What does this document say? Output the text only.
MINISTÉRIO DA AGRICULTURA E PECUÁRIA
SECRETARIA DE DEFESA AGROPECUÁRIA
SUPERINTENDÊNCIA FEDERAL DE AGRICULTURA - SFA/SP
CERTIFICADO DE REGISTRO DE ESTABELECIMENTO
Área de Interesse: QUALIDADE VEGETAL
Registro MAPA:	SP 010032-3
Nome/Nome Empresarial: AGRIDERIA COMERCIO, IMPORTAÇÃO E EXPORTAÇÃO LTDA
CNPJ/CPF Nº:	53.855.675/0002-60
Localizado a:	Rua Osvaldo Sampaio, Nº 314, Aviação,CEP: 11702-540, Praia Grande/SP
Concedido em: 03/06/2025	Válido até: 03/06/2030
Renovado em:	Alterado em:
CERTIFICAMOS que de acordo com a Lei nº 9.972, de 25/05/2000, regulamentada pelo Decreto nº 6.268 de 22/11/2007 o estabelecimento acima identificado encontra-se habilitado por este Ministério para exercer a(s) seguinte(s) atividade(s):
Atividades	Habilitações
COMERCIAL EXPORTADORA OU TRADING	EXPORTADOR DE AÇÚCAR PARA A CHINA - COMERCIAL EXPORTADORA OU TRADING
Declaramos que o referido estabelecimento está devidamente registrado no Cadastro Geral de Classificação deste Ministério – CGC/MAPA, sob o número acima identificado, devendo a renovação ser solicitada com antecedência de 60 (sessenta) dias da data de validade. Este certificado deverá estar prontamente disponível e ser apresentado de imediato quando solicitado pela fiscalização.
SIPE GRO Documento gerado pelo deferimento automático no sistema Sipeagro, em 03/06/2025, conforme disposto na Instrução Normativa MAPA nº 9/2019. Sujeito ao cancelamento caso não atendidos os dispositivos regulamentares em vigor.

________________

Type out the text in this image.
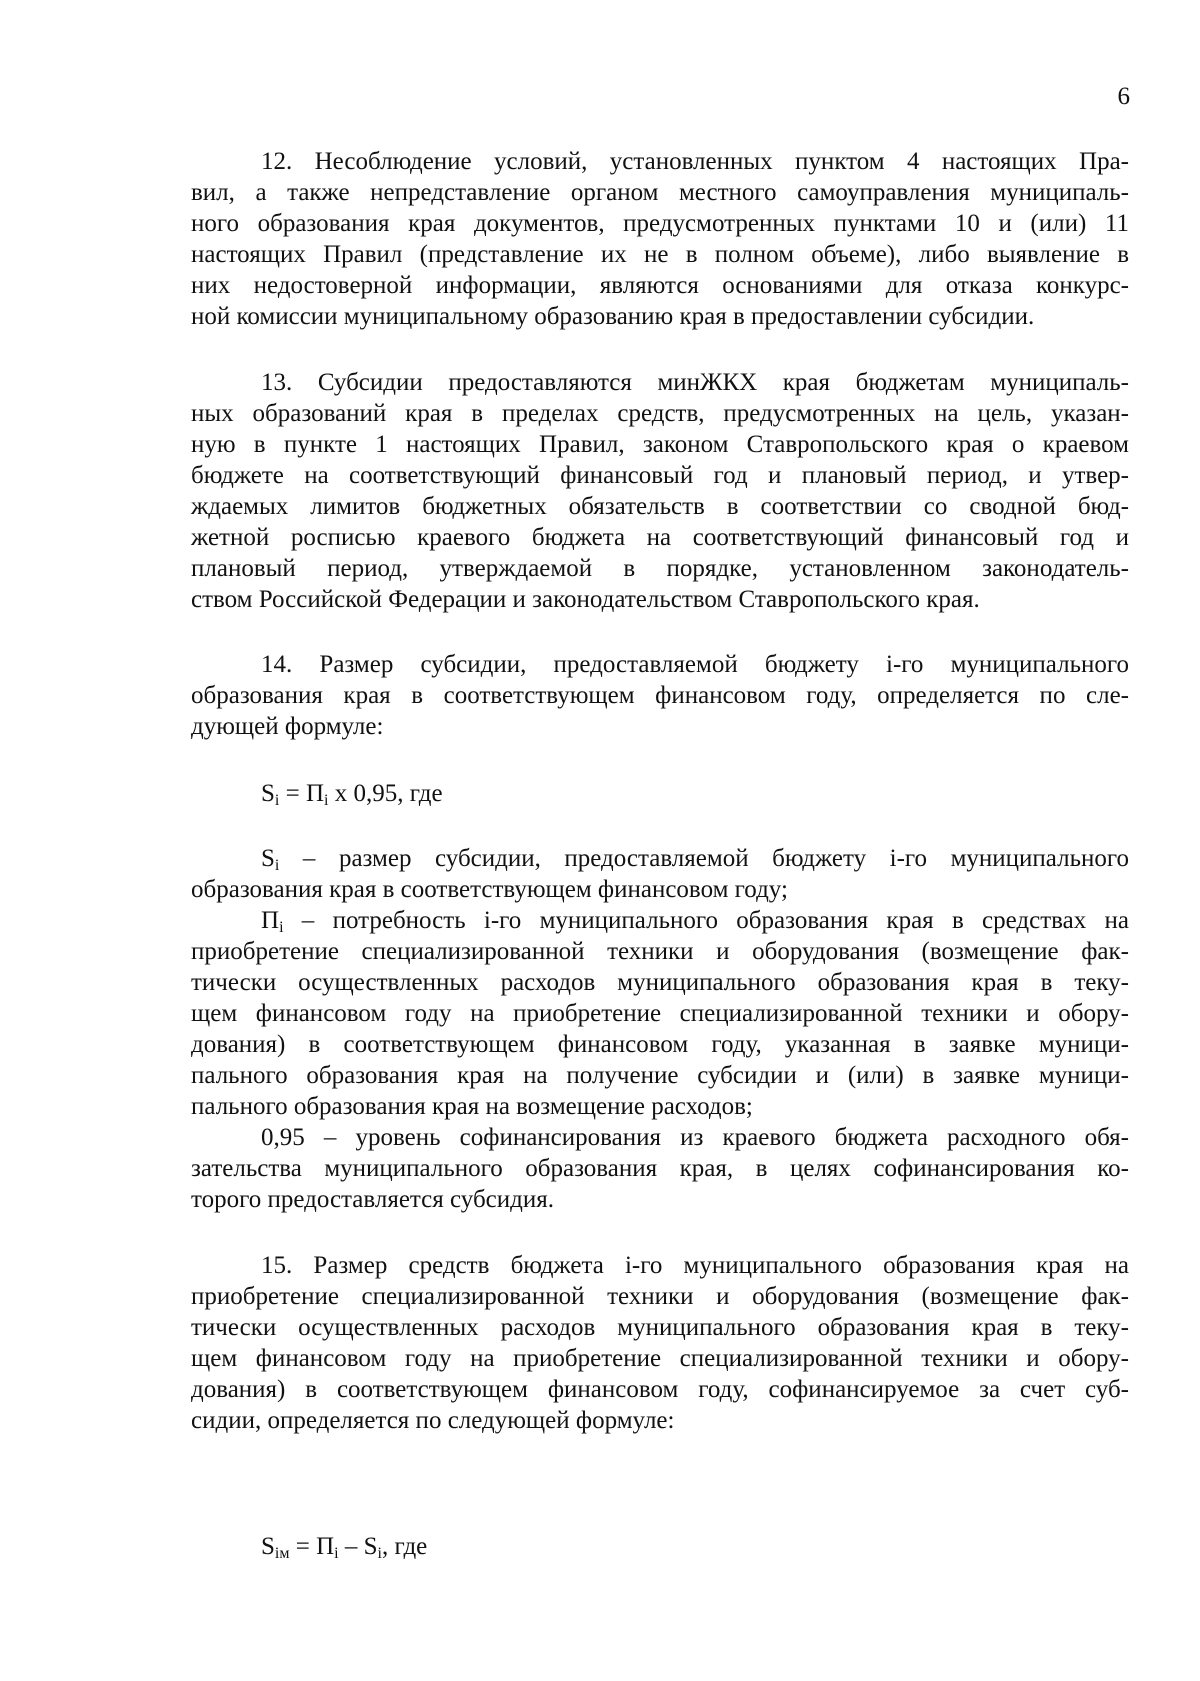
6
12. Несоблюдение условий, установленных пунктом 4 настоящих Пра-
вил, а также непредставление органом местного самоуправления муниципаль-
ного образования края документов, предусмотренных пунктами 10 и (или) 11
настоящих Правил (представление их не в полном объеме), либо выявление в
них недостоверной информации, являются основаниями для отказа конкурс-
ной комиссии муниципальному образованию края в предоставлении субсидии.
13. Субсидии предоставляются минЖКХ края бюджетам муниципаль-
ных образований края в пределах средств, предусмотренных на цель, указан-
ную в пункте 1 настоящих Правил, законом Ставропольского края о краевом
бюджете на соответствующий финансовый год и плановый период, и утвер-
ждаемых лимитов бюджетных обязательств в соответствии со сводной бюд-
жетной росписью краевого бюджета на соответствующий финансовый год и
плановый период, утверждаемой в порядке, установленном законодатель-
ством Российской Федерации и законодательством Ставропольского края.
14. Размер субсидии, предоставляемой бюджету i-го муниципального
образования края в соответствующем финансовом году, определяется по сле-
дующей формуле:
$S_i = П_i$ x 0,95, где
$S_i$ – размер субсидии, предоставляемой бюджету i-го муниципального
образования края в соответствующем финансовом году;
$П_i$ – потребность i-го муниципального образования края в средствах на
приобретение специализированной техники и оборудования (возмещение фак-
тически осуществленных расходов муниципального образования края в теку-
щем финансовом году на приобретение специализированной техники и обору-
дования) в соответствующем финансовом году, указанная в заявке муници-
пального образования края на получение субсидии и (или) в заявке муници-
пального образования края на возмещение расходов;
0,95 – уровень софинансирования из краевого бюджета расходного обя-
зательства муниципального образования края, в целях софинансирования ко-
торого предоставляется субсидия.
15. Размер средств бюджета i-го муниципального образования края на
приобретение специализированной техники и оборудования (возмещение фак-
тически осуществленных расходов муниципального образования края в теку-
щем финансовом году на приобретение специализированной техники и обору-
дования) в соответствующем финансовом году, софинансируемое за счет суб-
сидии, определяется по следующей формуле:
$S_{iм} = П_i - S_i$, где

________________

- _Problem to solve_: Go through the entries above and pull out each line with "году" in it.

- _Written reply_:
образования края в соответствующем финансовом году, определяется по сле-
образования края в соответствующем финансовом году;
щем финансовом году на приобретение специализированной техники и обору-
дования) в соответствующем финансовом году, указанная в заявке муници-
щем финансовом году на приобретение специализированной техники и обору-
дования) в соответствующем финансовом году, софинансируемое за счет суб-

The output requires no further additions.